### DOKUMEN SUMBER
□ □ □ □ □
Samarinda – Sebanyak 14 bangunan permanen berdiri di atas tanah milik Pemerintah Provinsi Kalimantan Timur (Pemprov Kaltim) di Jalan Angklung, RT 34, Kelurahan Dadimulya, Samarinda Ulu. Anggota Komisi III DPRD Kaltim dari Fraksi PKB, Jahidin, mempertanyakan legalitas bangunan-bangunan tersebut yang sebagian besar tidak memiliki izin maupun kontrak sewa, dan menilai hal ini sebagai bentuk penyalahgunaan aset negara yang berpotensi merugikan keuangan daerah.
Dari total 14 bangunan yang berdiri di lokasi tersebut, hanya tiga yang dinilai Jahidin memiliki fungsi pelayanan publik, yaitu Kantor Kelurahan Dadimulya, Sekretariat Himpunan Mahasiswa Islam (HMI), dan Sekretariat Persatuan Haji Indonesia (PHI). Sementara 11 bangunan lainnya, termasuk properti pribadi dan kafe, menurutnya tidak memiliki nilai manfaat bagi masyarakat dan justru berpotensi melanggar hukum.
“Bangunan seperti kafe jelas tidak ada manfaat publiknya. Ini penyalahgunaan aset Pemprov,” tegasnya saat diwawancarai.
Jahidin menyoroti salah satu bangunan dua lantai yang tergolong mewah dan diduga baru dibangun dalam lima tahun terakhir di atas lahan yang sebelumnya merupakan tanah kosong milik Pemprov. Ia mendesak agar pengawasan lintas komisi dilakukan secara menyeluruh dan transparan, serta meminta Komisi II yang membidangi aset dan keuangan segera berkoordinasi dengan Komisi I dan III.
□ □ □ □ □
Entri elemen berbingkai:
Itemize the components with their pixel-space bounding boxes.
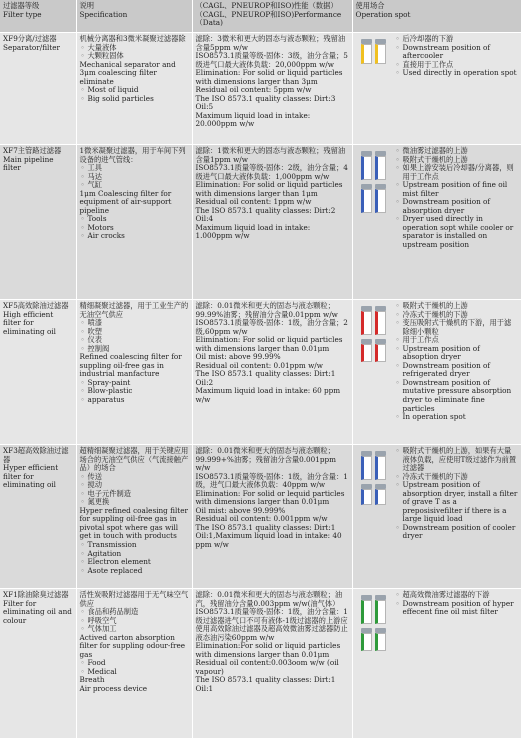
filter-green-icon bbox=[356, 591, 392, 651]
performance-cell: 滤除：1微米和更大的固态与液态颗粒；残留油含量1ppm w/w ISO8573.1质量等级-固体：2级，油分含量；4级进气口最大液体负载：1,000ppm w/w Elimination: For solid or liquid particles with dimensions larger than 1μm Residual oil content: 1ppm w/w The ISO 8573.1 quality classes: Dirt:2 Oil:4 Maximum liquid load in intake: 1.000ppm w/w bbox=[192, 145, 352, 300]
specification-cell: 1微米凝聚过滤器，用于车间下列设备的进气管线： ◦ 工具 ◦ 马达 ◦ 气缸 1μm Coalescing filter for equipment of air-support pipeline ◦ Tools ◦ Motors ◦ Air crocks bbox=[76, 145, 192, 300]
header-operation-spot: 使用场合 Operation spot bbox=[352, 0, 521, 33]
filter-type-cell: XF9分离/过滤器 Separator/filter bbox=[0, 33, 76, 145]
specification-cell: 机械分离器和3微米凝聚过滤器除 ◦ 大量液体 ◦ 大颗粒固体 Mechanical separator and 3μm coalescing filter eliminate ◦ Most of liquid ◦ Big solid particles bbox=[76, 33, 192, 145]
operation-spot-cell: ◦ 吸附式干燥机的上游，如果有大量液体负载，应使用T级过滤作为前置过滤器 ◦ 冷冻式干燥机的下游 ◦ Upstream position of absorption dryer, install a filter of grave T as a preposisivefilter if there is a large liquid load ◦ Downstream position of cooler dryer bbox=[352, 445, 521, 589]
specification-cell: 超精细凝聚过滤器，用于关键应用场合的无油空气供应（气流接触产品）的场合 ◦ 传送 ◦ 搅动 ◦ 电子元件制造 ◦ 氮更换 Hyper refined coalesing filter for suppling oil-free gas in pivotal spot where gas will get in touch with products ◦ Transmission ◦ Agitation ◦ Electron element ◦ Asote replaced bbox=[76, 445, 192, 589]
table-row bbox=[0, 445, 521, 589]
performance-cell: 滤除：0.01微米和更大的固态与液态颗粒；油汽，残留油分含量0.003ppm w/w(油气体）ISO8573.1质量等级-固体：1级，油分含量：1级过滤器进气口不可有液体-1级过滤器的上游应使用高效除油过滤器及超高效微油雾过滤器防止液态油污染60ppm w/w Elimination:For solid or liquid particles with dimensions larger than 0.01μm Residual oil content:0.003oom w/w (oil vapour) The ISO 8573.1 quality classes: Dirt:1 Oil:1 bbox=[192, 589, 352, 739]
operation-spot-cell: ◦ 吸附式干燥机的上游 ◦ 冷冻式干燥机的下游 ◦ 变压吸附式干燥机的下游，用于滤除细小颗粒 ◦ 用于工作点 ◦ Upstream position of absoption dryer ◦ Downstream position of refrigerated dryer ◦ Downstream position of mutative pressure absorption dryer to eliminate fine particles ◦ In operation spot bbox=[352, 300, 521, 445]
header-filter-type: 过滤器等级 Filter type bbox=[0, 0, 76, 33]
table-row bbox=[0, 300, 521, 445]
table-row bbox=[0, 145, 521, 300]
filter-type-cell: XF1除油除臭过滤器 Filter for eliminating oil and colour bbox=[0, 589, 76, 739]
filter-yellow-icon bbox=[356, 35, 392, 78]
table-row bbox=[0, 589, 521, 739]
filter-blue-icon bbox=[356, 147, 392, 250]
header-row bbox=[0, 0, 521, 33]
filter-type-cell: XF5高效除油过滤器 High efficient filter for eliminating oil bbox=[0, 300, 76, 445]
performance-cell: 滤除：0.01微米和更大的固态与液态颗粒；99.99%油雾；残留油分含量0.01ppm w/w ISO8573.1质量等级-固体：1级，油分含量；2级,60ppm w/w Elimination: For solid or liquid particles with dimensions larger than 0.01μm Oil mist: above 99.99% Residual oil content: 0.01ppm w/w The ISO 8573.1 quality classes: Dirt:1 Oil:2 Maximum liquid load in intake: 60 ppm w/w bbox=[192, 300, 352, 445]
filter-type-cell: XF7主管路过滤器 Main pipeline filter bbox=[0, 145, 76, 300]
operation-spot-cell: ◦ 超高效微油雾过滤器的下游 ◦ Downstream position of hyper effecent fine oil mist filter bbox=[352, 589, 521, 739]
operation-spot-cell: ◦ 后冷却器的下游 ◦ Downstream position of aftercooler ◦ 直接用于工作点 ◦ Used directly in operation spot bbox=[352, 33, 521, 145]
header-performance: （CAGL、PNEUROP和ISO)性能（数据）（CAGL、PNEUROP和ISO)Performance（Data) bbox=[192, 0, 352, 33]
filter-blue-2-icon bbox=[356, 447, 392, 541]
header-specification: 说明 Specification bbox=[76, 0, 192, 33]
filter-type-cell: XF3超高效除油过滤器 Hyper efficient filter for eliminating oil bbox=[0, 445, 76, 589]
specification-cell: 活性炭吸附过滤器用于无气味空气供应 ◦ 食品和药品制造 ◦ 呼吸空气 ◦ 气体加工 Actived carton absorption filter for suppling odour-free gas ◦ Food ◦ Medical Breath Air process device bbox=[76, 589, 192, 739]
performance-cell: 滤除：0.01微米和更大的固态与液态颗粒；99.999+%油雾；残留油分含量0.001ppm w/w ISO8573.1质量等级-固体：1级，油分含量：1级，进气口最大液体负载：40ppm w/w Elimination: For solid or lequid particles with dimensions larger than 0.01μm Oil mist: above 99.999% Residual oil content: 0.001ppm w/w The ISO 8573.1 quality classes: Dirt:1 Oil:1,Maximum liquid load in intake: 40 ppm w/w bbox=[192, 445, 352, 589]
specification-cell: 精细凝聚过滤器，用于工业生产的无油空气供应 ◦ 喷漆 ◦ 吹塑 ◦ 仪表 ◦ 控制阀 Refined coalescing filter for suppling oil-free gas in industrial manfacture ◦ Spray-paint ◦ Blow-plastic ◦ apparatus bbox=[76, 300, 192, 445]
operation-spot-cell: ◦ 微油雾过滤器的上游 ◦ 吸附式干燥机的上游 ◦ 如果上游安装后冷却器/分离器，则用于工作点 ◦ Upstream position of fine oil mist filter ◦ Downstream position of absorption dryer ◦ Dryer used directly in operation sopt while cooler or sparator is installed on upstream position bbox=[352, 145, 521, 300]
filter-red-icon bbox=[356, 302, 392, 422]
performance-cell: 滤除：3微米和更大的固态与液态颗粒；残留油含量5ppm w/w ISO8573.1质量等级-固体：3级，油分含量；5级进气口最大液体负载：20,000ppm w/w Elimination: For solid or liquid particles with dimensions larger than 3μm Residual oil content: 5ppm w/w The ISO 8573.1 quality classes: Dirt:3 Oil:5 Maximum liquid load in intake: 20.000ppm w/w bbox=[192, 33, 352, 145]
table-row bbox=[0, 33, 521, 145]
□ □ □ □ □
Teruskan berita tentang bangunan di atas lahan Pemprov Kaltim di Samarinda, mulai sesudah kalimat terakhirnya. Baris-baris tersebut tidak berperan dalam latihan ini.

Menurutnya, langkah selanjutnya adalah menggelar Rapat Dengar Pendapat (RDP) dengan menghadirkan Badan Pengelola Keuangan dan Aset Daerah (BPKAD), Badan Pertanahan Nasional (BPN) Samarinda, dan Satuan Polisi Pamong Praja (Satpol PP). Tujuannya untuk menelusuri dasar pendirian bangunan-bangunan tersebut: apakah berdasarkan kontrak sewa, jual beli ilegal, atau klaim warisan tak sah.
“Kalau benar dijual, itu mustahil. Karena tanah ini adalah aset Pemprov, dan pengalihan harus melalui persetujuan DPRD,” tegasnya.
Jahidin juga memperingatkan bahwa pembiaran terhadap praktik seperti ini dapat menciptakan preseden buruk bagi tata kelola aset negara. Ia mencontohkan bahwa beberapa oknum mulai mengklaim lahan tersebut sebagai warisan keluarga, padahal jelas-jelas merupakan milik Pemprov yang seharusnya digunakan untuk kebutuhan organisasi perangkat daerah (OPD) yang masih kekurangan ruang kantor representatif.
Nilai ekonomi lahan di kawasan tersebut menjadi sorotan tambahan. Menurut Jahidin, kapling berukuran 15×25 meter bisa mencapai Rp1,5 hingga Rp2 miliar. Nilai tinggi inilah yang disebutnya menjadi alasan utama banyak pihak berusaha menguasai tanah negara untuk kepentingan pribadi.
“Perumahan Korpri yang dibangun sejak 1976 saja terkesan dibiarkan, dan kini lahan negara justru dikuasai pihak-pihak tak bertanggung jawab. Ini harus segera dihentikan,” tutupnya. (Adv/DPRD Kaltim)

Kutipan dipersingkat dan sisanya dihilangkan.